GIVEN INFORMATION>
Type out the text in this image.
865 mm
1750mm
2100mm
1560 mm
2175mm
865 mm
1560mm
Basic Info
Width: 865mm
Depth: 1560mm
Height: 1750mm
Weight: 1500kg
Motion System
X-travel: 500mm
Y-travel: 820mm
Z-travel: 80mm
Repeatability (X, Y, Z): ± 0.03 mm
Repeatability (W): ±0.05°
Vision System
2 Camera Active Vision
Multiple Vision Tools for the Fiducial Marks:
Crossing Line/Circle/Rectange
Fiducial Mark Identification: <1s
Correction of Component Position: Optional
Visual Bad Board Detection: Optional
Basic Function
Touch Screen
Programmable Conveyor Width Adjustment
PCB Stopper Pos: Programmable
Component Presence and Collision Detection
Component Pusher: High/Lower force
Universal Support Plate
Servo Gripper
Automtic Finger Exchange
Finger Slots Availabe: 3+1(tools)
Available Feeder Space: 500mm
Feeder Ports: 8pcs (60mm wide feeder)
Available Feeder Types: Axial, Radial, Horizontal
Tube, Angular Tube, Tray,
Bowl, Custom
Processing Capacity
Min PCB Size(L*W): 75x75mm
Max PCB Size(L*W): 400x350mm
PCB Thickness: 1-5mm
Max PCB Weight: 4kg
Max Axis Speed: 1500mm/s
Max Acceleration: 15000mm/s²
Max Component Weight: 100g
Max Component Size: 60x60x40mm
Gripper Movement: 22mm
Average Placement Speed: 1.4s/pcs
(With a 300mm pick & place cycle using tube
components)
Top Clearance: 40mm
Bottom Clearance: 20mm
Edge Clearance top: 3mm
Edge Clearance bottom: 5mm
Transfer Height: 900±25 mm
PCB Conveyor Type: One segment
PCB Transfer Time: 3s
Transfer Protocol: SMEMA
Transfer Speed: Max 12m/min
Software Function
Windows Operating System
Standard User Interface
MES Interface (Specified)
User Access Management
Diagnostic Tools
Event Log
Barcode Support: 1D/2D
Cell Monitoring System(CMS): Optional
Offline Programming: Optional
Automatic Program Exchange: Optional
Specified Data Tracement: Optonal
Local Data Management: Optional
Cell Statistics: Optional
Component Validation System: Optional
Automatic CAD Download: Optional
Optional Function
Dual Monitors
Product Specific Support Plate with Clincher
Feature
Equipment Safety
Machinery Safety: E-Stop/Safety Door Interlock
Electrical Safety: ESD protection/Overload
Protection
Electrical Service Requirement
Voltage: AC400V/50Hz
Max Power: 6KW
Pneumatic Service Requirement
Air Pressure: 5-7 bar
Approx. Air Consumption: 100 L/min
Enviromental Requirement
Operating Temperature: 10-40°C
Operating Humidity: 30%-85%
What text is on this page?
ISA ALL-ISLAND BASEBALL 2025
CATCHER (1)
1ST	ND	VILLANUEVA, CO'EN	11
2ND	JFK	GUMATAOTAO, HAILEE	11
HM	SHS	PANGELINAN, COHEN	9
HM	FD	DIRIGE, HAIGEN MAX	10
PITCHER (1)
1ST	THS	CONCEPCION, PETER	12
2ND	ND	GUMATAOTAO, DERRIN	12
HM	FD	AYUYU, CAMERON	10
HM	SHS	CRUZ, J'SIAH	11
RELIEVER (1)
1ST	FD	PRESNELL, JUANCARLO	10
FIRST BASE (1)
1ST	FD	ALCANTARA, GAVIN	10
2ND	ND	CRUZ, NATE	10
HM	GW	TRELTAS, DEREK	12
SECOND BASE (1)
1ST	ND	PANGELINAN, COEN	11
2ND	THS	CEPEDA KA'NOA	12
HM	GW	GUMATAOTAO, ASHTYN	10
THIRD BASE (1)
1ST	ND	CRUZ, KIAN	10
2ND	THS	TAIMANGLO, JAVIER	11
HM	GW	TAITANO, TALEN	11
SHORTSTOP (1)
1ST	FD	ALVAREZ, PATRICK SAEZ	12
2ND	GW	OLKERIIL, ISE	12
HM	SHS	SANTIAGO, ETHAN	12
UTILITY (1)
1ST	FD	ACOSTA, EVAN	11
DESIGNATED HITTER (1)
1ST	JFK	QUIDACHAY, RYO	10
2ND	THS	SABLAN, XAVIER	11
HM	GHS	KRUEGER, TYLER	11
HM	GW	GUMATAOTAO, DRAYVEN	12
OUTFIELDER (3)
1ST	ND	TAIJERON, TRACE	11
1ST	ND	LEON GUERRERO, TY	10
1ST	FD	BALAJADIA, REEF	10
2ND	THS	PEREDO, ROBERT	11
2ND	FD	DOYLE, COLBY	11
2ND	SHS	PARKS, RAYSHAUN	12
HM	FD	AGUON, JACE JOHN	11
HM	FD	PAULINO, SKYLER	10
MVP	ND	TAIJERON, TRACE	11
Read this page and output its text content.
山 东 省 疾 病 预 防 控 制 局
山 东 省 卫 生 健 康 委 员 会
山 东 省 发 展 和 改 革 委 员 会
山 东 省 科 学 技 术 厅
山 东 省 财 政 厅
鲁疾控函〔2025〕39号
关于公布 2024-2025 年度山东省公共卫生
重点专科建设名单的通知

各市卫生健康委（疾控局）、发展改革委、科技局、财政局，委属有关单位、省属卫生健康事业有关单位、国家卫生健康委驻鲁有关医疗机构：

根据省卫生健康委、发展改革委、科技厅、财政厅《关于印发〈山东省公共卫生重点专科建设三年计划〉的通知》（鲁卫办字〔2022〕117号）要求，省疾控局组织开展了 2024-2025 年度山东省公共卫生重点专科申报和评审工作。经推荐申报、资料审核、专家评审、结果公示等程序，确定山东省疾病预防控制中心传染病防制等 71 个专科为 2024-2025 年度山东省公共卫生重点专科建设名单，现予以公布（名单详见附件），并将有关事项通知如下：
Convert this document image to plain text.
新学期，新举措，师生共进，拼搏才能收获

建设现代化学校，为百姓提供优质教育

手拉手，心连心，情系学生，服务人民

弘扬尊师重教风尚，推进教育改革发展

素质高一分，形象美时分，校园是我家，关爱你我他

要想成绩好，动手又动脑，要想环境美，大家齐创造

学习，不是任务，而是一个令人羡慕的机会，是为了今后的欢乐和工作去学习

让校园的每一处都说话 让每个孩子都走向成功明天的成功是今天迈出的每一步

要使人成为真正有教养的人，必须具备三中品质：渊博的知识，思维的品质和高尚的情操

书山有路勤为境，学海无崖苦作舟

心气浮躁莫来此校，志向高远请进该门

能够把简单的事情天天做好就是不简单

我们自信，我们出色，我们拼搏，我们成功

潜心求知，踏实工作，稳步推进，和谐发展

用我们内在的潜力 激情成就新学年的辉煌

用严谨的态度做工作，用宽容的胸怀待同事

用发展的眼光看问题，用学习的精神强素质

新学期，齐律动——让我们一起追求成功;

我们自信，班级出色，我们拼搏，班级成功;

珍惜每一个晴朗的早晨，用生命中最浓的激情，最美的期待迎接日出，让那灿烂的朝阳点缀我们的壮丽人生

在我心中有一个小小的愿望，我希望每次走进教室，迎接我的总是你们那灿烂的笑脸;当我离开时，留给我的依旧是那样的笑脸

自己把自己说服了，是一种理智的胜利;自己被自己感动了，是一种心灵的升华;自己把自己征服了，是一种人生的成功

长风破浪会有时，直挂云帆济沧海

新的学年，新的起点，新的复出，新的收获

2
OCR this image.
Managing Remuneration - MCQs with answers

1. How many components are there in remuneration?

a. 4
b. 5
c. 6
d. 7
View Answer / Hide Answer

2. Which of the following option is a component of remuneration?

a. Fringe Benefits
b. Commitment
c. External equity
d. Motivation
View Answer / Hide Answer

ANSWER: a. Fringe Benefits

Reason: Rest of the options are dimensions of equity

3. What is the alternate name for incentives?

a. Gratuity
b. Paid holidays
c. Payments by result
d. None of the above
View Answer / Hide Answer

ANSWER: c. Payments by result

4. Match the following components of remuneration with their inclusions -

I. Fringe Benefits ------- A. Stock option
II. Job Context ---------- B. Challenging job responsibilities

BRIEF> Search the listing for the word "Conveyor" and return each line that holds it.

SOLUTION TO THIS EXERCISE>
Programmable Conveyor Width Adjustment
PCB Conveyor Type: One segment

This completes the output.